◆ Task statement: Return the whole listing exactly as it stands.

◆ Material for this task:
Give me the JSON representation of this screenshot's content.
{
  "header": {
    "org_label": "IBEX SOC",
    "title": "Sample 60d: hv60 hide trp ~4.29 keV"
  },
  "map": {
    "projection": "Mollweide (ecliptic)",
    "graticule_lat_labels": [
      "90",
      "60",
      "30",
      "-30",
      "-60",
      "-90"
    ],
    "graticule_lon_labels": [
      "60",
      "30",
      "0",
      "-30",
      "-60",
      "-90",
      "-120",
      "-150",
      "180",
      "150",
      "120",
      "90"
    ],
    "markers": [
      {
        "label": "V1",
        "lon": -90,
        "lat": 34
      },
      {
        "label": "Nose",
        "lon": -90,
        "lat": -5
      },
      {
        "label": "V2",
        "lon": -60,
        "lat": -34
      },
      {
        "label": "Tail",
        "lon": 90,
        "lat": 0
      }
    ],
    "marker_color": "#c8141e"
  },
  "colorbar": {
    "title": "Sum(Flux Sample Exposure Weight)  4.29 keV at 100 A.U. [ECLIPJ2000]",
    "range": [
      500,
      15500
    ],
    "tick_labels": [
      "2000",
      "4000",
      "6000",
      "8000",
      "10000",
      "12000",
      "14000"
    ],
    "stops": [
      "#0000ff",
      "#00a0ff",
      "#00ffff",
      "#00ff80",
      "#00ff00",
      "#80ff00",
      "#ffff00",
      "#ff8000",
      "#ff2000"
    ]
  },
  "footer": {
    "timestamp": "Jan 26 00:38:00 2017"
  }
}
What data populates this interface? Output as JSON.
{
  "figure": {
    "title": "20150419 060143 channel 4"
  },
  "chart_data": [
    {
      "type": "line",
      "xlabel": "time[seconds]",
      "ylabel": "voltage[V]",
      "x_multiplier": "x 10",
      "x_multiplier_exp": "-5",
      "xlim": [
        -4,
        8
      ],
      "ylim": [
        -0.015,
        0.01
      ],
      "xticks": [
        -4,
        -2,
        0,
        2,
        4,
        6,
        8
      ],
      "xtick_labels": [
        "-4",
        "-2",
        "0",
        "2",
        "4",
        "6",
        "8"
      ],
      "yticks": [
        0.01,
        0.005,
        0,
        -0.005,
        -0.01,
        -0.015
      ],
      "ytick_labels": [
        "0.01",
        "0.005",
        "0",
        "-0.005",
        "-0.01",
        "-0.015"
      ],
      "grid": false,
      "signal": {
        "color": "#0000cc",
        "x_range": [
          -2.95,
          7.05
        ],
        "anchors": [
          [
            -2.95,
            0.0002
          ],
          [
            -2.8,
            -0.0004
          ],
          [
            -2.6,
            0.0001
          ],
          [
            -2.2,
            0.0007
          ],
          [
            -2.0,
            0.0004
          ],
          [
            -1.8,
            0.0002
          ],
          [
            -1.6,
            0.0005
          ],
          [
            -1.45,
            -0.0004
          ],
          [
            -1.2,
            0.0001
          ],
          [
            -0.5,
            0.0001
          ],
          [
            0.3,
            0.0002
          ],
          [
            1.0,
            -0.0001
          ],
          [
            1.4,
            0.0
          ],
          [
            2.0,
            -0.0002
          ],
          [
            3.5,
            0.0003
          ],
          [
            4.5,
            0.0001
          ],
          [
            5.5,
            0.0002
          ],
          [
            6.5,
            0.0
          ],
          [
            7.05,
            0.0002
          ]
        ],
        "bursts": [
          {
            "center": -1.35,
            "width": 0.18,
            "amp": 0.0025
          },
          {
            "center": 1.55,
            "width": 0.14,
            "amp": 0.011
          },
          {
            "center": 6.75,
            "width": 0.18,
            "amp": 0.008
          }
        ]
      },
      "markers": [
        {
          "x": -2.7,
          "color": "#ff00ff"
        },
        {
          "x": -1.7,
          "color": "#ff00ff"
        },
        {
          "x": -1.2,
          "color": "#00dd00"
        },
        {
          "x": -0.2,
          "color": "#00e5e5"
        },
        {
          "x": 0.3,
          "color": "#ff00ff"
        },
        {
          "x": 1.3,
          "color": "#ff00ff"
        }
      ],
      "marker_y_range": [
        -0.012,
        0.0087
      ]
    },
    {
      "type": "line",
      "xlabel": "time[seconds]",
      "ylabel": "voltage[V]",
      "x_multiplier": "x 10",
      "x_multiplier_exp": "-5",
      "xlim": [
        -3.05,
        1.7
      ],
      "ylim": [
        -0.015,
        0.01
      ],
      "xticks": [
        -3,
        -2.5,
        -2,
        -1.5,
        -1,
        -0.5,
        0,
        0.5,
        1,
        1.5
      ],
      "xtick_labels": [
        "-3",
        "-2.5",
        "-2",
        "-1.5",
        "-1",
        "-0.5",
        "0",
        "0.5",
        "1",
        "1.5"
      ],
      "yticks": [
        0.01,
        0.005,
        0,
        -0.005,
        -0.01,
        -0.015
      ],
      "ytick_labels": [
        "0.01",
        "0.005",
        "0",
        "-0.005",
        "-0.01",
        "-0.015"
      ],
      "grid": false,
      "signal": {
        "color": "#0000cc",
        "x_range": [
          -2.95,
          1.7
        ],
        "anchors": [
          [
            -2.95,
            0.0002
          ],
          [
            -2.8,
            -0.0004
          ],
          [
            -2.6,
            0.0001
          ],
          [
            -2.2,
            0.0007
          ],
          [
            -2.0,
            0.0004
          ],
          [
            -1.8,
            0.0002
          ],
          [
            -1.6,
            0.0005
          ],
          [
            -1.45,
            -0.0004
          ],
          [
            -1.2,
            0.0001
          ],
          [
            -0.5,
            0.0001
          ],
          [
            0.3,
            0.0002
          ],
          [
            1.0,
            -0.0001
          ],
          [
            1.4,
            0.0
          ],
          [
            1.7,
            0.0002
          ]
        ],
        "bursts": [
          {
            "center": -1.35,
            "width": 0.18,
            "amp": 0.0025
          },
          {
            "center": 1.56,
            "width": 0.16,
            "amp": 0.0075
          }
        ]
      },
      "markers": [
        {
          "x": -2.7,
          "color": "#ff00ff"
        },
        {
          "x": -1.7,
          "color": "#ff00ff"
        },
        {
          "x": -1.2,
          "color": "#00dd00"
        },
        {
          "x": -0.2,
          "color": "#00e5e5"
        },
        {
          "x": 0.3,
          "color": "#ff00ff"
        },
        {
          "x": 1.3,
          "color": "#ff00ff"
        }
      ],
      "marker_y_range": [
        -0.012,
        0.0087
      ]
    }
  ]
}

◆ The result:
Give me the JSON representation of this screenshot's content.
{
  "header": {
    "org_label": "IBEX SOC",
    "title": "Sample 60d: hv60 hide trp ~4.29 keV"
  },
  "map": {
    "projection": "Mollweide (ecliptic)",
    "graticule_lat_labels": [
      "90",
      "60",
      "30",
      "-30",
      "-60",
      "-90"
    ],
    "graticule_lon_labels": [
      "60",
      "30",
      "0",
      "-30",
      "-60",
      "-90",
      "-120",
      "-150",
      "180",
      "150",
      "120",
      "90"
    ],
    "markers": [
      {
        "label": "V1",
        "lon": -90,
        "lat": 34
      },
      {
        "label": "Nose",
        "lon": -90,
        "lat": -5
      },
      {
        "label": "V2",
        "lon": -60,
        "lat": -34
      },
      {
        "label": "Tail",
        "lon": 90,
        "lat": 0
      }
    ],
    "marker_color": "#c8141e"
  },
  "colorbar": {
    "title": "Sum(Flux Sample Exposure Weight)  4.29 keV at 100 A.U. [ECLIPJ2000]",
    "range": [
      500,
      15500
    ],
    "tick_labels": [
      "2000",
      "4000",
      "6000",
      "8000",
      "10000",
      "12000",
      "14000"
    ],
    "stops": [
      "#0000ff",
      "#00a0ff",
      "#00ffff",
      "#00ff80",
      "#00ff00",
      "#80ff00",
      "#ffff00",
      "#ff8000",
      "#ff2000"
    ]
  },
  "footer": {
    "timestamp": "Jan 26 00:38:00 2017"
  }
}
What data populates this interface? Output as JSON.
{
  "figure": {
    "title": "20150419 060143 channel 4"
  },
  "chart_data": [
    {
      "type": "line",
      "xlabel": "time[seconds]",
      "ylabel": "voltage[V]",
      "x_multiplier": "x 10",
      "x_multiplier_exp": "-5",
      "xlim": [
        -4,
        8
      ],
      "ylim": [
        -0.015,
        0.01
      ],
      "xticks": [
        -4,
        -2,
        0,
        2,
        4,
        6,
        8
      ],
      "xtick_labels": [
        "-4",
        "-2",
        "0",
        "2",
        "4",
        "6",
        "8"
      ],
      "yticks": [
        0.01,
        0.005,
        0,
        -0.005,
        -0.01,
        -0.015
      ],
      "ytick_labels": [
        "0.01",
        "0.005",
        "0",
        "-0.005",
        "-0.01",
        "-0.015"
      ],
      "grid": false,
      "signal": {
        "color": "#0000cc",
        "x_range": [
          -2.95,
          7.05
        ],
        "anchors": [
          [
            -2.95,
            0.0002
          ],
          [
            -2.8,
            -0.0004
          ],
          [
            -2.6,
            0.0001
          ],
          [
            -2.2,
            0.0007
          ],
          [
            -2.0,
            0.0004
          ],
          [
            -1.8,
            0.0002
          ],
          [
            -1.6,
            0.0005
          ],
          [
            -1.45,
            -0.0004
          ],
          [
            -1.2,
            0.0001
          ],
          [
            -0.5,
            0.0001
          ],
          [
            0.3,
            0.0002
          ],
          [
            1.0,
            -0.0001
          ],
          [
            1.4,
            0.0
          ],
          [
            2.0,
            -0.0002
          ],
          [
            3.5,
            0.0003
          ],
          [
            4.5,
            0.0001
          ],
          [
            5.5,
            0.0002
          ],
          [
            6.5,
            0.0
          ],
          [
            7.05,
            0.0002
          ]
        ],
        "bursts": [
          {
            "center": -1.35,
            "width": 0.18,
            "amp": 0.0025
          },
          {
            "center": 1.55,
            "width": 0.14,
            "amp": 0.011
          },
          {
            "center": 6.75,
            "width": 0.18,
            "amp": 0.008
          }
        ]
      },
      "markers": [
        {
          "x": -2.7,
          "color": "#ff00ff"
        },
        {
          "x": -1.7,
          "color": "#ff00ff"
        },
        {
          "x": -1.2,
          "color": "#00dd00"
        },
        {
          "x": -0.2,
          "color": "#00e5e5"
        },
        {
          "x": 0.3,
          "color": "#ff00ff"
        },
        {
          "x": 1.3,
          "color": "#ff00ff"
        }
      ],
      "marker_y_range": [
        -0.012,
        0.0087
      ]
    },
    {
      "type": "line",
      "xlabel": "time[seconds]",
      "ylabel": "voltage[V]",
      "x_multiplier": "x 10",
      "x_multiplier_exp": "-5",
      "xlim": [
        -3.05,
        1.7
      ],
      "ylim": [
        -0.015,
        0.01
      ],
      "xticks": [
        -3,
        -2.5,
        -2,
        -1.5,
        -1,
        -0.5,
        0,
        0.5,
        1,
        1.5
      ],
      "xtick_labels": [
        "-3",
        "-2.5",
        "-2",
        "-1.5",
        "-1",
        "-0.5",
        "0",
        "0.5",
        "1",
        "1.5"
      ],
      "yticks": [
        0.01,
        0.005,
        0,
        -0.005,
        -0.01,
        -0.015
      ],
      "ytick_labels": [
        "0.01",
        "0.005",
        "0",
        "-0.005",
        "-0.01",
        "-0.015"
      ],
      "grid": false,
      "signal": {
        "color": "#0000cc",
        "x_range": [
          -2.95,
          1.7
        ],
        "anchors": [
          [
            -2.95,
            0.0002
          ],
          [
            -2.8,
            -0.0004
          ],
          [
            -2.6,
            0.0001
          ],
          [
            -2.2,
            0.0007
          ],
          [
            -2.0,
            0.0004
          ],
          [
            -1.8,
            0.0002
          ],
          [
            -1.6,
            0.0005
          ],
          [
            -1.45,
            -0.0004
          ],
          [
            -1.2,
            0.0001
          ],
          [
            -0.5,
            0.0001
          ],
          [
            0.3,
            0.0002
          ],
          [
            1.0,
            -0.0001
          ],
          [
            1.4,
            0.0
          ],
          [
            1.7,
            0.0002
          ]
        ],
        "bursts": [
          {
            "center": -1.35,
            "width": 0.18,
            "amp": 0.0025
          },
          {
            "center": 1.56,
            "width": 0.16,
            "amp": 0.0075
          }
        ]
      },
      "markers": [
        {
          "x": -2.7,
          "color": "#ff00ff"
        },
        {
          "x": -1.7,
          "color": "#ff00ff"
        },
        {
          "x": -1.2,
          "color": "#00dd00"
        },
        {
          "x": -0.2,
          "color": "#00e5e5"
        },
        {
          "x": 0.3,
          "color": "#ff00ff"
        },
        {
          "x": 1.3,
          "color": "#ff00ff"
        }
      ],
      "marker_y_range": [
        -0.012,
        0.0087
      ]
    }
  ]
}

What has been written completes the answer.